[Entries taken from a collection]
------
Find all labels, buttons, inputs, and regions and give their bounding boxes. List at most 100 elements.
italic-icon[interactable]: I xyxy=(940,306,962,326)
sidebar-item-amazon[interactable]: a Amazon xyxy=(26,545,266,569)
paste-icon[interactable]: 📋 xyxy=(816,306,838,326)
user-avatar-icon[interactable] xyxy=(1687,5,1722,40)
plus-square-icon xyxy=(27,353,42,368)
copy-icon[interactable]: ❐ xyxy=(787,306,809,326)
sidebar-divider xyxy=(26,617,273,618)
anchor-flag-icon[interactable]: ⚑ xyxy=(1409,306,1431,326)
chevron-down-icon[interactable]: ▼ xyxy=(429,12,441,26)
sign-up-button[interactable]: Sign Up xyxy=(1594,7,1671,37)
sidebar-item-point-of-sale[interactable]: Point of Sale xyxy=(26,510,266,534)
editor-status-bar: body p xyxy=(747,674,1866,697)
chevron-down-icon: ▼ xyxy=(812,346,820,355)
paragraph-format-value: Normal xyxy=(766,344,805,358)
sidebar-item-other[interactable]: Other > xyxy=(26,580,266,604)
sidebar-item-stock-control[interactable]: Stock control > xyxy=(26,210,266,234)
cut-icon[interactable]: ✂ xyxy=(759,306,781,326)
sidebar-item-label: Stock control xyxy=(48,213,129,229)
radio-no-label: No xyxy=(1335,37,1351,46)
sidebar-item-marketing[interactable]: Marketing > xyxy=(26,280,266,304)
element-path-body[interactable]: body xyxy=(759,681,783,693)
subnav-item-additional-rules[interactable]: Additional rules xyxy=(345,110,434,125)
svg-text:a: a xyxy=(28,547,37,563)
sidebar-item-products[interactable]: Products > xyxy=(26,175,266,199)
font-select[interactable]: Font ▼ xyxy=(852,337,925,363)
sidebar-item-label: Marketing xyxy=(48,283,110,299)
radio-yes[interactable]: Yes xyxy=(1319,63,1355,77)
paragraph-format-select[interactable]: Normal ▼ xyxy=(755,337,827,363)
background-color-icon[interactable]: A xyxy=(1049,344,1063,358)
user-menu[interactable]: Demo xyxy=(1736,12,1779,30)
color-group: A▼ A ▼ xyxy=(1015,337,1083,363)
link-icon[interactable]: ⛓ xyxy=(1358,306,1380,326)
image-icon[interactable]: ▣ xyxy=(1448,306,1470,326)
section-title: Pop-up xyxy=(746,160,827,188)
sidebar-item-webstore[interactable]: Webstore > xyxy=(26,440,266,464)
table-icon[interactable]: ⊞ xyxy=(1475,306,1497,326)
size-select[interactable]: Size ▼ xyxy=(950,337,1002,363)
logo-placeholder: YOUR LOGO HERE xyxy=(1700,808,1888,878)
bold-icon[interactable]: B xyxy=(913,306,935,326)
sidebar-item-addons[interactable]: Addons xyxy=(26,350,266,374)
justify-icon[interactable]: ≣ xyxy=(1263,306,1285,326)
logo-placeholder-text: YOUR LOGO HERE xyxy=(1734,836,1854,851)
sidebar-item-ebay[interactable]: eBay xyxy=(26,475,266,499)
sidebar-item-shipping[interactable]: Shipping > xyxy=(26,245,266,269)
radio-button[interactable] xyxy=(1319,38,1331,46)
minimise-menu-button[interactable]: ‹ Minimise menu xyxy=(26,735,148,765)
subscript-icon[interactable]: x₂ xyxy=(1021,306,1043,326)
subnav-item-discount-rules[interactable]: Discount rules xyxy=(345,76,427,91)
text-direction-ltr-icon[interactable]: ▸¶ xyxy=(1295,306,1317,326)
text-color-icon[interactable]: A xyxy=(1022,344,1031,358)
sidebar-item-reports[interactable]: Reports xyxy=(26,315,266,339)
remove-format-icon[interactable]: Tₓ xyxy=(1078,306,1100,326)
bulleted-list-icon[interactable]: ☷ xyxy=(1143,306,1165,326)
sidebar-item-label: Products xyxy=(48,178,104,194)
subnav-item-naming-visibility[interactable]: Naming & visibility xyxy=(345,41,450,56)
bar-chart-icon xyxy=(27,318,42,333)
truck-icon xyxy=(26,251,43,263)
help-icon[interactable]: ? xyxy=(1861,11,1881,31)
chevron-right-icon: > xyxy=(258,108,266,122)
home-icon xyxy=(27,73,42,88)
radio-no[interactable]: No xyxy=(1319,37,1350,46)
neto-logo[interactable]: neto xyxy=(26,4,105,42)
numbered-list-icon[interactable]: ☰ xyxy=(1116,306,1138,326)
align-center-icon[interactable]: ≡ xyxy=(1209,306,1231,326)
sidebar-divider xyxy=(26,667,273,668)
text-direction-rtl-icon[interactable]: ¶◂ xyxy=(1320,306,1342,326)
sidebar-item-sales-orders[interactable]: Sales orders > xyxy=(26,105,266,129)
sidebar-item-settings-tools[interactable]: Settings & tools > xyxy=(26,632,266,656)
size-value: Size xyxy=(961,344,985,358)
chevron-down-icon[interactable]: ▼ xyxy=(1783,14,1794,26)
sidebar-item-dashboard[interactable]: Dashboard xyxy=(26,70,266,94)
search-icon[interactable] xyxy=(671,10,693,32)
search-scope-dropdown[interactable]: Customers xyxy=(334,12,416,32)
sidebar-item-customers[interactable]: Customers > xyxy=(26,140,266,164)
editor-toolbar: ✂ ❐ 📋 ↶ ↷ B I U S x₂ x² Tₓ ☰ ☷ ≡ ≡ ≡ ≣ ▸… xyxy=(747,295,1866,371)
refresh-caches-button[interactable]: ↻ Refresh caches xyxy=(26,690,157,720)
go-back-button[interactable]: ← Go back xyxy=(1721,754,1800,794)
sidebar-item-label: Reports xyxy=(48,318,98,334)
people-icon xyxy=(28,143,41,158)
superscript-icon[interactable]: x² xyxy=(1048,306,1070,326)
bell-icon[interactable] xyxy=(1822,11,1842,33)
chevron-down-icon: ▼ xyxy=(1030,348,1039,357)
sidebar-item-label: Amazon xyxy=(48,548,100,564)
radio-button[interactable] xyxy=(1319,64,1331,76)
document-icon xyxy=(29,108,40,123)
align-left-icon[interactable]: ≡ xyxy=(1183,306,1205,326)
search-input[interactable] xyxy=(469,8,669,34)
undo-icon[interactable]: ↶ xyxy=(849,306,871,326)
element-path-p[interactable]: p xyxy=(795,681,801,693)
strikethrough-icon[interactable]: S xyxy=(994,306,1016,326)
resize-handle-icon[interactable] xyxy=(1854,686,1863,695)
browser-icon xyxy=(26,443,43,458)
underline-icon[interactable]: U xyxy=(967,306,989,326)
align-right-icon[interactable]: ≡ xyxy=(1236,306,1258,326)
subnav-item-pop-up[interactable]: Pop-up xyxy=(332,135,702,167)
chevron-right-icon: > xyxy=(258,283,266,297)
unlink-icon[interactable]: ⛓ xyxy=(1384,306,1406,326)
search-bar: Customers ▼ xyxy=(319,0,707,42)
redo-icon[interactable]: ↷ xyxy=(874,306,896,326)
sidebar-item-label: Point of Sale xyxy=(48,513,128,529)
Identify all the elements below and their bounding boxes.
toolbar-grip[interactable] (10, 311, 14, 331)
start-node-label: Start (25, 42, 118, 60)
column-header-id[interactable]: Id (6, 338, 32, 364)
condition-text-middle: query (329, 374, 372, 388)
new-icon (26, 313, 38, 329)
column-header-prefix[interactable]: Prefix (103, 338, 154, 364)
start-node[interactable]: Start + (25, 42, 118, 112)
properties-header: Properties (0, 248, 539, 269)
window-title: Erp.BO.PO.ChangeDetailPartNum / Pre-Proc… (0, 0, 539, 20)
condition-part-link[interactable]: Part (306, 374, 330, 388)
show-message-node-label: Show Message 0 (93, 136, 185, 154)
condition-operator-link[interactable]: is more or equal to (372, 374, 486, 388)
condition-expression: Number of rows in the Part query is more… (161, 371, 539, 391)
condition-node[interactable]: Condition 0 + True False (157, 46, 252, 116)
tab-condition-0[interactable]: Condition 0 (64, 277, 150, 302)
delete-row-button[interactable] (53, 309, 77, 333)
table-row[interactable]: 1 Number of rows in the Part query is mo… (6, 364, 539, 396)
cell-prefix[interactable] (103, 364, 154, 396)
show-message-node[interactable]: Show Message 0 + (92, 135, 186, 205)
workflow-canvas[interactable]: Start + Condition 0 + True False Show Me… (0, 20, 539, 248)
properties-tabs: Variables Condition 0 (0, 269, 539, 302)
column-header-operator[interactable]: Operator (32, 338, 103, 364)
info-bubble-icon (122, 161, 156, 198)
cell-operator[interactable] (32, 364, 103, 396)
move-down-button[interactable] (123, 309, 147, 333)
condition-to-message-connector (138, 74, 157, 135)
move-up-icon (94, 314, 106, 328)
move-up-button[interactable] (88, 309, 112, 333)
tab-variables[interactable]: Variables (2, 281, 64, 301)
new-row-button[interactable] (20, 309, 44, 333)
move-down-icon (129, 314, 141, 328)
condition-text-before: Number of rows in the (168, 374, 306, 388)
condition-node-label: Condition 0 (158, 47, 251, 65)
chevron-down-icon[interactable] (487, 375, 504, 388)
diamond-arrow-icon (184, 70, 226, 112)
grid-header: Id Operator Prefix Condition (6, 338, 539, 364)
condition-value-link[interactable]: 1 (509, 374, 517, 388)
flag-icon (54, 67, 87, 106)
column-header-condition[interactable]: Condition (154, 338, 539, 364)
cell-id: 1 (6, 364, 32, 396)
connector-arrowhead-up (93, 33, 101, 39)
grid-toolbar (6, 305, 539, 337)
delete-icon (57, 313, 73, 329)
------
▶ **YOUR INSTRUCTIONS**:
Output the lines from the start of the records up to and including the line that contains "paste-icon[interactable]: 📋 xyxy=(816,306,838,326)" as a JSON list of strings, one string per line, skipping any blank lines.

▶ **RESULT OF THIS EXERCISE**:
[
  "Find all labels, buttons, inputs, and regions and give their bounding boxes. List at most 100 elements.",
  "italic-icon[interactable]: I xyxy=(940,306,962,326)",
  "sidebar-item-amazon[interactable]: a Amazon xyxy=(26,545,266,569)",
  "paste-icon[interactable]: 📋 xyxy=(816,306,838,326)"
]